# [THE PROBLEM]
Pull out every line with the word "Tecnológico".
* BEGIN DATASET ROWS *
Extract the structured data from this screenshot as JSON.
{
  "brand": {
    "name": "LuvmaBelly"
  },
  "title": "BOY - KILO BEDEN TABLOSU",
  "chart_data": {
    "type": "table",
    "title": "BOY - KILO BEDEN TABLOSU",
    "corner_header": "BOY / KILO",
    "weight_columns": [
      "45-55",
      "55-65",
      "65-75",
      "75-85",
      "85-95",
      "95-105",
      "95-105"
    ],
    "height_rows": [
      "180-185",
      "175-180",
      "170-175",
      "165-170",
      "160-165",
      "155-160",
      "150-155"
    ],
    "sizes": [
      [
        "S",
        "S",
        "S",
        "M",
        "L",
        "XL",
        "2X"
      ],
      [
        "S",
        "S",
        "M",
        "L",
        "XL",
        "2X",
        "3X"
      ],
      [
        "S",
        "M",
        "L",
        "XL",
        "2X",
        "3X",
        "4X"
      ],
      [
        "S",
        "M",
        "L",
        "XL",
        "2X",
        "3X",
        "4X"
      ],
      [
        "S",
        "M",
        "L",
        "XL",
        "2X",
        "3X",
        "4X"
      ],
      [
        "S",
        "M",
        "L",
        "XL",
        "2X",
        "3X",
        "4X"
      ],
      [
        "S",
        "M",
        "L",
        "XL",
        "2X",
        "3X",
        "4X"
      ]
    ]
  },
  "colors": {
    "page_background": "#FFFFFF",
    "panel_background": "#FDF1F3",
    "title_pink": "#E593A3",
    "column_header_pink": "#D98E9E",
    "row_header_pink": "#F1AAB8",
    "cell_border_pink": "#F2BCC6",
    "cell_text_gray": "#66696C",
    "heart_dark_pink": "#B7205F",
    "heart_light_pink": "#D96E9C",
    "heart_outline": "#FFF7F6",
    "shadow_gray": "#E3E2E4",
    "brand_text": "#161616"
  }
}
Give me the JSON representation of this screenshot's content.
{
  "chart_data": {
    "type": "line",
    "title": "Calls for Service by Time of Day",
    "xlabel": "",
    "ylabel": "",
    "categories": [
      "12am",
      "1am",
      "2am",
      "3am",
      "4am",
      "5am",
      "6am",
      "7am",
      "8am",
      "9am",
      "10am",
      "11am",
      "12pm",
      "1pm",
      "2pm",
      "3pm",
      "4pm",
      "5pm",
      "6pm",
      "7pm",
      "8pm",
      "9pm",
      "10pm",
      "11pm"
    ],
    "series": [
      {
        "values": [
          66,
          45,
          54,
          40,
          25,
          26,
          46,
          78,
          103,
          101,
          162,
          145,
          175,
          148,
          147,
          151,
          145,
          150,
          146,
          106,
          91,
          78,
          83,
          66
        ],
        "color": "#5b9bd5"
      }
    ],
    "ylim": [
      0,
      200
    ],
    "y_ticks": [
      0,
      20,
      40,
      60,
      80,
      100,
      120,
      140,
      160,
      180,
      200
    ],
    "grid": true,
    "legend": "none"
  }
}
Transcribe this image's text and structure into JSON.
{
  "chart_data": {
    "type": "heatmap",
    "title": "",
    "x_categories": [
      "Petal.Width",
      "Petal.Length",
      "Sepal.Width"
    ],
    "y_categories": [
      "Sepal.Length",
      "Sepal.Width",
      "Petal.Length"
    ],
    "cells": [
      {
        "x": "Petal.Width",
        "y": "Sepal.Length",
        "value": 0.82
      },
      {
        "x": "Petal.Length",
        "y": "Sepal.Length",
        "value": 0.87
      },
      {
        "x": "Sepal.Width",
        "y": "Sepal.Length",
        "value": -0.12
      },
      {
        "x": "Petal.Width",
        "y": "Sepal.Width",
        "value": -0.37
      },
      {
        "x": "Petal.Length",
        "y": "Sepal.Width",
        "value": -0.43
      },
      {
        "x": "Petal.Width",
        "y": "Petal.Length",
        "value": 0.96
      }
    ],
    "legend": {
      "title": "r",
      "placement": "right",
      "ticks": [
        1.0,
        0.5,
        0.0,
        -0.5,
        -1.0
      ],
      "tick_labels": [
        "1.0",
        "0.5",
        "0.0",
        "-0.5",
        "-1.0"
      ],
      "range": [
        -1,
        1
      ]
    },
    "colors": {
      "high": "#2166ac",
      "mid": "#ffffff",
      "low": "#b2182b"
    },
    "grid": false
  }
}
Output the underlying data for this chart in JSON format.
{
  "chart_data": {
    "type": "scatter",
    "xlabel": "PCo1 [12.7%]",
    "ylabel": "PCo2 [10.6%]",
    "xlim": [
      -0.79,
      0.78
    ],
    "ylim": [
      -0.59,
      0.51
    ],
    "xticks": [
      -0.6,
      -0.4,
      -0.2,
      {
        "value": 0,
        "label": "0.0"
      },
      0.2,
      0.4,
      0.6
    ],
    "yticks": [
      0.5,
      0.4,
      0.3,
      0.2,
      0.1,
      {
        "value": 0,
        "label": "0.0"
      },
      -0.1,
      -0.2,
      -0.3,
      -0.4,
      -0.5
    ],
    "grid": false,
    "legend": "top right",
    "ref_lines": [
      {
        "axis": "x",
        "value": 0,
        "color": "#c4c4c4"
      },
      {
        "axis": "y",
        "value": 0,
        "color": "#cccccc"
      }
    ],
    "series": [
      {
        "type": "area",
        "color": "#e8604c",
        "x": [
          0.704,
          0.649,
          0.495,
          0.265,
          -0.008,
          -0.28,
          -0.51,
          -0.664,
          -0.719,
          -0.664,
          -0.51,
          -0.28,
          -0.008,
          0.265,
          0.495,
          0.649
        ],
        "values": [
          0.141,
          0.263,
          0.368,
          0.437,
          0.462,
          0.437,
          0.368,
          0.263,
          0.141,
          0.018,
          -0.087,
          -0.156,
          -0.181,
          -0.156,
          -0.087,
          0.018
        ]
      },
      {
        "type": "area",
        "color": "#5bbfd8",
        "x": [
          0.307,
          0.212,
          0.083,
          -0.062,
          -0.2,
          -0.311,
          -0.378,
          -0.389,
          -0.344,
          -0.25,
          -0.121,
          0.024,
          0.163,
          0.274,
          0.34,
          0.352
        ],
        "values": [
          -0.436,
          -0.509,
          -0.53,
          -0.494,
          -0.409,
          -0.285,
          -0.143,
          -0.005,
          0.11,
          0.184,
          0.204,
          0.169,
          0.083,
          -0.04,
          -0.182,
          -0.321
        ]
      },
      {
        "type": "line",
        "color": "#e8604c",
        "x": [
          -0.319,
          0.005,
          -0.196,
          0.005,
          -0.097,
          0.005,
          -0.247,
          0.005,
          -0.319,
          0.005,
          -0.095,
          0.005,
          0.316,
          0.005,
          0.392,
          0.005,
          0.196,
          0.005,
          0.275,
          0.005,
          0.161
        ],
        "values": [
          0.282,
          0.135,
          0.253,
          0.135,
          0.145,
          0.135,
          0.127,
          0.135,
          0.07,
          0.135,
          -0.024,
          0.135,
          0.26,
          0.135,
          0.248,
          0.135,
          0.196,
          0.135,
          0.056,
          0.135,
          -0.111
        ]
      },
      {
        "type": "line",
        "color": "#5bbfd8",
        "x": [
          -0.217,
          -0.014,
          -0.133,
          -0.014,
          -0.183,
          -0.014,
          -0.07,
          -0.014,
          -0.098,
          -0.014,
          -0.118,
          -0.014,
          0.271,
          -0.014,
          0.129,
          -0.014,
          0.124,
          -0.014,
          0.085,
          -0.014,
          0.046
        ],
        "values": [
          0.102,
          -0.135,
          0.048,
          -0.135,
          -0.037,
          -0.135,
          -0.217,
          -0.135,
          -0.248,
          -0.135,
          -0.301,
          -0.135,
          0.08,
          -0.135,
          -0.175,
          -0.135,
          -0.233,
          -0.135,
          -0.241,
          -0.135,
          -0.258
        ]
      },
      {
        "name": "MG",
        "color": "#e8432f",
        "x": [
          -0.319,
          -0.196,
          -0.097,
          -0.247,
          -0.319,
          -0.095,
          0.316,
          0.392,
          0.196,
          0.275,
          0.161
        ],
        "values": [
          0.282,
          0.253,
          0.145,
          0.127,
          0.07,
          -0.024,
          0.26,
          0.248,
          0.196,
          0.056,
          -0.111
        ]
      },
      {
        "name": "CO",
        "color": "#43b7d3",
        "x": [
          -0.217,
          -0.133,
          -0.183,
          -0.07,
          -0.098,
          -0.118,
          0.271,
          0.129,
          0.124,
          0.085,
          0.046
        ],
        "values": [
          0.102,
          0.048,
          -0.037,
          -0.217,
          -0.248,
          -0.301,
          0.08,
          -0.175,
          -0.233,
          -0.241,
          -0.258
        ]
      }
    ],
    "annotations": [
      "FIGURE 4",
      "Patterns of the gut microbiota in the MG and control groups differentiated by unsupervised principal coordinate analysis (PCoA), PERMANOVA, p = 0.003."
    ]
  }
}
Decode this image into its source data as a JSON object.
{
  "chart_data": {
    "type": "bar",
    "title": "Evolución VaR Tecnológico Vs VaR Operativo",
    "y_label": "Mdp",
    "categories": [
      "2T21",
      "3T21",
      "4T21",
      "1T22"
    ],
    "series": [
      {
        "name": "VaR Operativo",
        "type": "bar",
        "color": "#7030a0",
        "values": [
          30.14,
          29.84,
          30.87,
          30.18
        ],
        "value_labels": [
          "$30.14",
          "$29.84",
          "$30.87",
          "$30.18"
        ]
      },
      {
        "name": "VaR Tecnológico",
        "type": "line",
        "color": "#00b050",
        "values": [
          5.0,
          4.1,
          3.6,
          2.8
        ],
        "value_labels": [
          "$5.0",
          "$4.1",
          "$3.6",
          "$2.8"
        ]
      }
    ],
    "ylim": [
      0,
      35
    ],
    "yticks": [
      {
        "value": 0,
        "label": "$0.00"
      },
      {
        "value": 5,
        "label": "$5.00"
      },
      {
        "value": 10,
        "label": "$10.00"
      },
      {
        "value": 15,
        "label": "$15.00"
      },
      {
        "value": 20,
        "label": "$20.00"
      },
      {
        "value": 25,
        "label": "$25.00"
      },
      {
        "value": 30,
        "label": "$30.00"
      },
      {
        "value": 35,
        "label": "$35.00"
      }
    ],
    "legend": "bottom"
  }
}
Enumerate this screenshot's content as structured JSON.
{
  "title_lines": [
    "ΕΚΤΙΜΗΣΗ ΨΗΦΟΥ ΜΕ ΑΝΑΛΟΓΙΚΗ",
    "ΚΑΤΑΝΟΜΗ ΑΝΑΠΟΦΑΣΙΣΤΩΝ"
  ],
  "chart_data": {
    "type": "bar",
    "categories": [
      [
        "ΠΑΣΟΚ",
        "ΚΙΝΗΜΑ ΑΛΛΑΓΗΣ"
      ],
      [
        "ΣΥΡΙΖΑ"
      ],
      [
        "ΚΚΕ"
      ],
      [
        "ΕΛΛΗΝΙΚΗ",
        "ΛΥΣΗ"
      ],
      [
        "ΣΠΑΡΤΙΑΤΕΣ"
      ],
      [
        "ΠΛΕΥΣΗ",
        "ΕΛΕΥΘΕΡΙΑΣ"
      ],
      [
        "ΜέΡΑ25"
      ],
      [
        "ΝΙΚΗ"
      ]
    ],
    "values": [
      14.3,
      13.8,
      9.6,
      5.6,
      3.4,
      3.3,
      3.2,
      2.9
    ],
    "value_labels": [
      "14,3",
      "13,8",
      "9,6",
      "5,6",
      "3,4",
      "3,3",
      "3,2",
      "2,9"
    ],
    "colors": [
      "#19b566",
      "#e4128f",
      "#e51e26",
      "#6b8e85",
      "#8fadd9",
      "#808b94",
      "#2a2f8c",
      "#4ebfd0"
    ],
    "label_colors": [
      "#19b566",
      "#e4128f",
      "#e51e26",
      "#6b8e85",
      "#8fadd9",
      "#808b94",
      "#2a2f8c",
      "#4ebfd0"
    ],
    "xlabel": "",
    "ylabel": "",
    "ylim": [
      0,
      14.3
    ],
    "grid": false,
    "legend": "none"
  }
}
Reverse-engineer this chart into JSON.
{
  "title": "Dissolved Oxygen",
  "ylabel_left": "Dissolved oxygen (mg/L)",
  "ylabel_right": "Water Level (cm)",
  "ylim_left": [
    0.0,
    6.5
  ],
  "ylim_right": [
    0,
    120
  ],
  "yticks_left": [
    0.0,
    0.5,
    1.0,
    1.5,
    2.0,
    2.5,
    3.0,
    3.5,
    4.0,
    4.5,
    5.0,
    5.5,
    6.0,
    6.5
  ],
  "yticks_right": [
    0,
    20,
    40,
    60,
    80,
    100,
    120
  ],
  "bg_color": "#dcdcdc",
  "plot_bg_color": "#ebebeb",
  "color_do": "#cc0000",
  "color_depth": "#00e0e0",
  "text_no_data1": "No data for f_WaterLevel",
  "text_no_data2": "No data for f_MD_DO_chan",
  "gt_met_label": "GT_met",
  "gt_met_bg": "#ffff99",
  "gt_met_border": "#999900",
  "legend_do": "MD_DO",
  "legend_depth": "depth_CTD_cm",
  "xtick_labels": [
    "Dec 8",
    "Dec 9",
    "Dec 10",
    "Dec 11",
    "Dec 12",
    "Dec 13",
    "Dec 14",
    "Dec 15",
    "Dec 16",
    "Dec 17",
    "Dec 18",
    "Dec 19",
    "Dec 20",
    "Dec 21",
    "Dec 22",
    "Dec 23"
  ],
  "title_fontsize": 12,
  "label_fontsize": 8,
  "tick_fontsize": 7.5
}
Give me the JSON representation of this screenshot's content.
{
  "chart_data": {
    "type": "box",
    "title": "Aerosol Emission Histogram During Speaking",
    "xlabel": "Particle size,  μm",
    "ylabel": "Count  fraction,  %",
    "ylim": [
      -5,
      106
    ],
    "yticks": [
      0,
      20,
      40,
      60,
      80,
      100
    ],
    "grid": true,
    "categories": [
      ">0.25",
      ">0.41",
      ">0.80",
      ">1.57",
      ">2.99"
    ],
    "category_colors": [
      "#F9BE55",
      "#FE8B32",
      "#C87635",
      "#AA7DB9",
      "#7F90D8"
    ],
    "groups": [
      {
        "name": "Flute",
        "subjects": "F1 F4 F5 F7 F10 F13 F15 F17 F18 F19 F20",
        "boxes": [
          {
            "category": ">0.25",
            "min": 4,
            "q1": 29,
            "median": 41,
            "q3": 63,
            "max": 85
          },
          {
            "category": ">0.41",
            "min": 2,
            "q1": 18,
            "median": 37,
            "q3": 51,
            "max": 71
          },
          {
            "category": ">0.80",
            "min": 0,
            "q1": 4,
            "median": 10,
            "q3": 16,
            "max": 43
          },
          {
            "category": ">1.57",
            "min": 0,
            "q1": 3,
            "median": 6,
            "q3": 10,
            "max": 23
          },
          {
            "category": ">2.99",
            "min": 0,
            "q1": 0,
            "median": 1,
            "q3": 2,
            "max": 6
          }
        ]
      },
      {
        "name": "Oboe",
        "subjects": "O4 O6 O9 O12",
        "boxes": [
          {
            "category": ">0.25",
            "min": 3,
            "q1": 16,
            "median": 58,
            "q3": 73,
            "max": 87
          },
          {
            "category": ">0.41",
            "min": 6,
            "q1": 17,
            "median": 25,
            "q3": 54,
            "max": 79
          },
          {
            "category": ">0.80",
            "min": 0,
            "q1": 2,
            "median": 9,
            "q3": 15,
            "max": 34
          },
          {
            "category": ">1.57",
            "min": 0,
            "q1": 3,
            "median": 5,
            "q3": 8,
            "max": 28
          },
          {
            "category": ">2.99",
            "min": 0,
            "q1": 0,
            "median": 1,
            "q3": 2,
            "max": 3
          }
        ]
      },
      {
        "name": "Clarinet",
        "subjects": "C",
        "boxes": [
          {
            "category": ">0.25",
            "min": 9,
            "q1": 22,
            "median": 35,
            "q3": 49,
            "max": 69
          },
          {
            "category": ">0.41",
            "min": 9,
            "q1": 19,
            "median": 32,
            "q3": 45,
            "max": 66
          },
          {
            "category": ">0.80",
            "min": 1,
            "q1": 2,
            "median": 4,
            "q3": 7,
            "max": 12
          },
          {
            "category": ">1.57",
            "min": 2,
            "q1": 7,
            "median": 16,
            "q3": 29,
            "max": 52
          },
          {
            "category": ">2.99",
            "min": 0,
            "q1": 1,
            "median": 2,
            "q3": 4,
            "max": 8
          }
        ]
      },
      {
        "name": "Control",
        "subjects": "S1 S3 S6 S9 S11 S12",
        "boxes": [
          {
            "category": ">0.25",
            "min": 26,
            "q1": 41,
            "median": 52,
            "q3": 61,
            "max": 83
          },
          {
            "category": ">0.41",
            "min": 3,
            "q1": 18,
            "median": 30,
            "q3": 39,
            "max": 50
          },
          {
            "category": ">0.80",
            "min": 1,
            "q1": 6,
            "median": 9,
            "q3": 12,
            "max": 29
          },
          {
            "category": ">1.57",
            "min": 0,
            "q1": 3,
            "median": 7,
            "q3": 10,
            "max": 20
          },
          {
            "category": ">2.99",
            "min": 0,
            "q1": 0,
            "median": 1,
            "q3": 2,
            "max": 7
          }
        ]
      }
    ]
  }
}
* END DATASET ROWS *
# [FULL SOLUTION]
    "title": "Evolución VaR Tecnológico Vs VaR Operativo",
        "name": "VaR Tecnológico",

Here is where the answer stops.